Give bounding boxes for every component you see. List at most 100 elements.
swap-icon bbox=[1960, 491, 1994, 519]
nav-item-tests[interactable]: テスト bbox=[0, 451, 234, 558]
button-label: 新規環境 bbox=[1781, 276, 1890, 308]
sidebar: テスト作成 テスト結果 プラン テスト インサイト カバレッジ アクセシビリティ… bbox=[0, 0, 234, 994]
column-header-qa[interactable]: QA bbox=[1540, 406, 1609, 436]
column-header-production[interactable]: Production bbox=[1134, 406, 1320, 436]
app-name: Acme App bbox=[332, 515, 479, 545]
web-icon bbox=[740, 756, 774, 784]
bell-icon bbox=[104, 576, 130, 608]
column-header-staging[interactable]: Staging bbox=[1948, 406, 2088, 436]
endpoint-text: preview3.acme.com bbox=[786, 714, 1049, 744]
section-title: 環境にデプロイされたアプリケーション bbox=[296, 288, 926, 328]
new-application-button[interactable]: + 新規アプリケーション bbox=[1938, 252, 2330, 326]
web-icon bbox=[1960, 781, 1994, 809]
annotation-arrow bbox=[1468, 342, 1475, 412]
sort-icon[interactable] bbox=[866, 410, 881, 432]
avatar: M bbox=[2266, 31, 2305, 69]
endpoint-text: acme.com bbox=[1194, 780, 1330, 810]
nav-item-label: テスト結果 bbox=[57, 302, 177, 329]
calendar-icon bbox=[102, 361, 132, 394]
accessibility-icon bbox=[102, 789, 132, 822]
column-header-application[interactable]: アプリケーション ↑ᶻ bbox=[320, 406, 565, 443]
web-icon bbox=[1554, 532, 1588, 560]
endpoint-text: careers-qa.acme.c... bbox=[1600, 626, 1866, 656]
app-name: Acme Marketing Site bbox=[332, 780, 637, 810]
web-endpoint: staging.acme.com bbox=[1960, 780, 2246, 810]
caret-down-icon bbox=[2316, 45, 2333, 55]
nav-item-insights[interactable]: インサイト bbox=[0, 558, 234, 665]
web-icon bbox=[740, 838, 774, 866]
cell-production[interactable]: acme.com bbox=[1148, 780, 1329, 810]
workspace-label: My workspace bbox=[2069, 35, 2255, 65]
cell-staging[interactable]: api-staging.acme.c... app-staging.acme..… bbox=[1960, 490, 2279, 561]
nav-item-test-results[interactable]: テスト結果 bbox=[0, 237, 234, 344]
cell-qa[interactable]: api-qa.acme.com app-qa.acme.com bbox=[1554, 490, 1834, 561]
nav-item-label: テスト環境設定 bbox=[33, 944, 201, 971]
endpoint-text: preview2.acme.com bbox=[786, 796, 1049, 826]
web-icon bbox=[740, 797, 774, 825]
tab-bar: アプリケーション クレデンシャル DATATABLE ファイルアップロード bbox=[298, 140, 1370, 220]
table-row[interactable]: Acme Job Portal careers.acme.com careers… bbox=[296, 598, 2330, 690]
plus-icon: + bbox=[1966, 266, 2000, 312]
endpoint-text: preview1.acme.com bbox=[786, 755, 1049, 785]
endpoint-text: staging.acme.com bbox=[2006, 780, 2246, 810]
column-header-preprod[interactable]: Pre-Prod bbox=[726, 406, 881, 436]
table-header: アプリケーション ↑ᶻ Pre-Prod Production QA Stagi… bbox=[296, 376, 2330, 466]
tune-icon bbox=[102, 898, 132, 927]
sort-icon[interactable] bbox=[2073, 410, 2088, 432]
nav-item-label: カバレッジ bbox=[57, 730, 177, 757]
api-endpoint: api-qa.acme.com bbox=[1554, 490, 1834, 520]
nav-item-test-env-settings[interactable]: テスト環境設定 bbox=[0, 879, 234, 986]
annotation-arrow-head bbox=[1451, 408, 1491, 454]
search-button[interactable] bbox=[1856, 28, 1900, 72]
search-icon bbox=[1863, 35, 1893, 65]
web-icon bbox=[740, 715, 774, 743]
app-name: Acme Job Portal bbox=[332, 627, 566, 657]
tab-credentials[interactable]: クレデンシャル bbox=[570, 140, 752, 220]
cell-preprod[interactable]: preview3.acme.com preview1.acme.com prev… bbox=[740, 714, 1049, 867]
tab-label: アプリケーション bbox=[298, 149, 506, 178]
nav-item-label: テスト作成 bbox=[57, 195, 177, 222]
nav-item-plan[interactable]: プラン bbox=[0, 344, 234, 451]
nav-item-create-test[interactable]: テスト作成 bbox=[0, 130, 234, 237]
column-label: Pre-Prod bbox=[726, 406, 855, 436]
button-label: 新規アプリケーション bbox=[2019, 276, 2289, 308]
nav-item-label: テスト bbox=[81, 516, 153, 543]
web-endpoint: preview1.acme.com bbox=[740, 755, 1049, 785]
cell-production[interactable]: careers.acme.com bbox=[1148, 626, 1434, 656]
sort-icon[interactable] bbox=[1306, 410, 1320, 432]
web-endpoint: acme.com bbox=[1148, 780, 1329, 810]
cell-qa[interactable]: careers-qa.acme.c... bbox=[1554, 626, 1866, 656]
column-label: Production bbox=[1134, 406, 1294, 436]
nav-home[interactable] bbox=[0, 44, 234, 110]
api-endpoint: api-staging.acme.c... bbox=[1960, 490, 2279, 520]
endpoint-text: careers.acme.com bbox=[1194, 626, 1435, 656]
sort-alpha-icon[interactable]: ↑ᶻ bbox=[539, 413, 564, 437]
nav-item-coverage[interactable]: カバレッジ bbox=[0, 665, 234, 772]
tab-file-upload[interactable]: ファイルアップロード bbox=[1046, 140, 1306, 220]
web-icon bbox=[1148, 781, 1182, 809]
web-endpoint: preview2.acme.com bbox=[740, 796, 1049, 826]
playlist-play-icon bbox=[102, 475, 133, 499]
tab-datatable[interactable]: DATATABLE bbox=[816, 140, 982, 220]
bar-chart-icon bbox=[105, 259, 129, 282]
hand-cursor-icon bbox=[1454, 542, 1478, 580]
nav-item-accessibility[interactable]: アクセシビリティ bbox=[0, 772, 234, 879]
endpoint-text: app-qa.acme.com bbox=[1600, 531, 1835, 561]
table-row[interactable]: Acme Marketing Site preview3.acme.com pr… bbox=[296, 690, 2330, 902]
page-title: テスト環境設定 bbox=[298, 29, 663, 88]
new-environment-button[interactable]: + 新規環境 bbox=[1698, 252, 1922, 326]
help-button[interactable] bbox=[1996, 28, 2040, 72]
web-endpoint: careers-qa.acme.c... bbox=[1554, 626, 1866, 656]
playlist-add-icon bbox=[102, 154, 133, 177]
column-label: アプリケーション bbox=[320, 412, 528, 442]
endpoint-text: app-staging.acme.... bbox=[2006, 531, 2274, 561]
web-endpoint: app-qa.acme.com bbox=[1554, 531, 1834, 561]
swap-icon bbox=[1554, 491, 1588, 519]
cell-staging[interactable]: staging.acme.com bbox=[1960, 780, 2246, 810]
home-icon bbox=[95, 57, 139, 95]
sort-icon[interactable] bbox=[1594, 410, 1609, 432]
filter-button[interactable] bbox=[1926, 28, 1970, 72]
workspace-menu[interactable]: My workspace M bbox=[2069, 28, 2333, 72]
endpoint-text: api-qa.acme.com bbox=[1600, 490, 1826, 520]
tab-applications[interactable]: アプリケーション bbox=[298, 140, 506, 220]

[Exercise brief]: Write out the records again, replacing "web-icon" with "globe-icon" everywhere and leaving everything else unchanged.

[Output of the exercise]:
Give bounding boxes for every component you see. List at most 100 elements.
swap-icon bbox=[1960, 491, 1994, 519]
nav-item-tests[interactable]: テスト bbox=[0, 451, 234, 558]
button-label: 新規環境 bbox=[1781, 276, 1890, 308]
sidebar: テスト作成 テスト結果 プラン テスト インサイト カバレッジ アクセシビリティ… bbox=[0, 0, 234, 994]
column-header-qa[interactable]: QA bbox=[1540, 406, 1609, 436]
column-header-production[interactable]: Production bbox=[1134, 406, 1320, 436]
app-name: Acme App bbox=[332, 515, 479, 545]
globe-icon bbox=[740, 756, 774, 784]
bell-icon bbox=[104, 576, 130, 608]
column-header-staging[interactable]: Staging bbox=[1948, 406, 2088, 436]
endpoint-text: preview3.acme.com bbox=[786, 714, 1049, 744]
section-title: 環境にデプロイされたアプリケーション bbox=[296, 288, 926, 328]
new-application-button[interactable]: + 新規アプリケーション bbox=[1938, 252, 2330, 326]
globe-icon bbox=[1960, 781, 1994, 809]
annotation-arrow bbox=[1468, 342, 1475, 412]
sort-icon[interactable] bbox=[866, 410, 881, 432]
avatar: M bbox=[2266, 31, 2305, 69]
endpoint-text: acme.com bbox=[1194, 780, 1330, 810]
nav-item-label: テスト結果 bbox=[57, 302, 177, 329]
calendar-icon bbox=[102, 361, 132, 394]
accessibility-icon bbox=[102, 789, 132, 822]
column-header-application[interactable]: アプリケーション ↑ᶻ bbox=[320, 406, 565, 443]
globe-icon bbox=[1554, 532, 1588, 560]
endpoint-text: careers-qa.acme.c... bbox=[1600, 626, 1866, 656]
app-name: Acme Marketing Site bbox=[332, 780, 637, 810]
web-endpoint: staging.acme.com bbox=[1960, 780, 2246, 810]
caret-down-icon bbox=[2316, 45, 2333, 55]
nav-item-insights[interactable]: インサイト bbox=[0, 558, 234, 665]
globe-icon bbox=[740, 838, 774, 866]
cell-production[interactable]: acme.com bbox=[1148, 780, 1329, 810]
workspace-label: My workspace bbox=[2069, 35, 2255, 65]
cell-staging[interactable]: api-staging.acme.c... app-staging.acme..… bbox=[1960, 490, 2279, 561]
nav-item-test-results[interactable]: テスト結果 bbox=[0, 237, 234, 344]
cell-qa[interactable]: api-qa.acme.com app-qa.acme.com bbox=[1554, 490, 1834, 561]
nav-item-label: テスト環境設定 bbox=[33, 944, 201, 971]
endpoint-text: preview2.acme.com bbox=[786, 796, 1049, 826]
globe-icon bbox=[740, 797, 774, 825]
tab-bar: アプリケーション クレデンシャル DATATABLE ファイルアップロード bbox=[298, 140, 1370, 220]
table-row[interactable]: Acme Job Portal careers.acme.com careers… bbox=[296, 598, 2330, 690]
plus-icon: + bbox=[1966, 266, 2000, 312]
endpoint-text: preview1.acme.com bbox=[786, 755, 1049, 785]
endpoint-text: staging.acme.com bbox=[2006, 780, 2246, 810]
column-header-preprod[interactable]: Pre-Prod bbox=[726, 406, 881, 436]
table-header: アプリケーション ↑ᶻ Pre-Prod Production QA Stagi… bbox=[296, 376, 2330, 466]
tune-icon bbox=[102, 898, 132, 927]
sort-icon[interactable] bbox=[2073, 410, 2088, 432]
nav-item-label: カバレッジ bbox=[57, 730, 177, 757]
api-endpoint: api-qa.acme.com bbox=[1554, 490, 1834, 520]
nav-item-test-env-settings[interactable]: テスト環境設定 bbox=[0, 879, 234, 986]
annotation-arrow-head bbox=[1451, 408, 1491, 454]
search-button[interactable] bbox=[1856, 28, 1900, 72]
search-icon bbox=[1863, 35, 1893, 65]
globe-icon bbox=[740, 715, 774, 743]
app-name: Acme Job Portal bbox=[332, 627, 566, 657]
tab-credentials[interactable]: クレデンシャル bbox=[570, 140, 752, 220]
cell-preprod[interactable]: preview3.acme.com preview1.acme.com prev… bbox=[740, 714, 1049, 867]
tab-label: アプリケーション bbox=[298, 149, 506, 178]
nav-item-label: テスト作成 bbox=[57, 195, 177, 222]
nav-item-plan[interactable]: プラン bbox=[0, 344, 234, 451]
nav-item-create-test[interactable]: テスト作成 bbox=[0, 130, 234, 237]
column-label: Pre-Prod bbox=[726, 406, 855, 436]
button-label: 新規アプリケーション bbox=[2019, 276, 2289, 308]
nav-item-label: テスト bbox=[81, 516, 153, 543]
web-endpoint: preview1.acme.com bbox=[740, 755, 1049, 785]
cell-production[interactable]: careers.acme.com bbox=[1148, 626, 1434, 656]
sort-icon[interactable] bbox=[1306, 410, 1320, 432]
web-endpoint: acme.com bbox=[1148, 780, 1329, 810]
cell-qa[interactable]: careers-qa.acme.c... bbox=[1554, 626, 1866, 656]
column-label: Production bbox=[1134, 406, 1294, 436]
nav-home[interactable] bbox=[0, 44, 234, 110]
api-endpoint: api-staging.acme.c... bbox=[1960, 490, 2279, 520]
endpoint-text: careers.acme.com bbox=[1194, 626, 1435, 656]
sort-alpha-icon[interactable]: ↑ᶻ bbox=[539, 413, 564, 437]
nav-item-coverage[interactable]: カバレッジ bbox=[0, 665, 234, 772]
tab-file-upload[interactable]: ファイルアップロード bbox=[1046, 140, 1306, 220]
globe-icon bbox=[1148, 781, 1182, 809]
web-endpoint: preview2.acme.com bbox=[740, 796, 1049, 826]
playlist-play-icon bbox=[102, 475, 133, 499]
tab-datatable[interactable]: DATATABLE bbox=[816, 140, 982, 220]
bar-chart-icon bbox=[105, 259, 129, 282]
hand-cursor-icon bbox=[1454, 542, 1478, 580]
nav-item-accessibility[interactable]: アクセシビリティ bbox=[0, 772, 234, 879]
endpoint-text: app-qa.acme.com bbox=[1600, 531, 1835, 561]
table-row[interactable]: Acme Marketing Site preview3.acme.com pr… bbox=[296, 690, 2330, 902]
page-title: テスト環境設定 bbox=[298, 29, 663, 88]
new-environment-button[interactable]: + 新規環境 bbox=[1698, 252, 1922, 326]
help-button[interactable] bbox=[1996, 28, 2040, 72]
web-endpoint: careers-qa.acme.c... bbox=[1554, 626, 1866, 656]
playlist-add-icon bbox=[102, 154, 133, 177]
column-label: アプリケーション bbox=[320, 412, 528, 442]
endpoint-text: app-staging.acme.... bbox=[2006, 531, 2274, 561]
web-endpoint: app-qa.acme.com bbox=[1554, 531, 1834, 561]
swap-icon bbox=[1554, 491, 1588, 519]
cell-staging[interactable]: staging.acme.com bbox=[1960, 780, 2246, 810]
home-icon bbox=[95, 57, 139, 95]
sort-icon[interactable] bbox=[1594, 410, 1609, 432]
filter-button[interactable] bbox=[1926, 28, 1970, 72]
workspace-menu[interactable]: My workspace M bbox=[2069, 28, 2333, 72]
endpoint-text: api-qa.acme.com bbox=[1600, 490, 1826, 520]
tab-applications[interactable]: アプリケーション bbox=[298, 140, 506, 220]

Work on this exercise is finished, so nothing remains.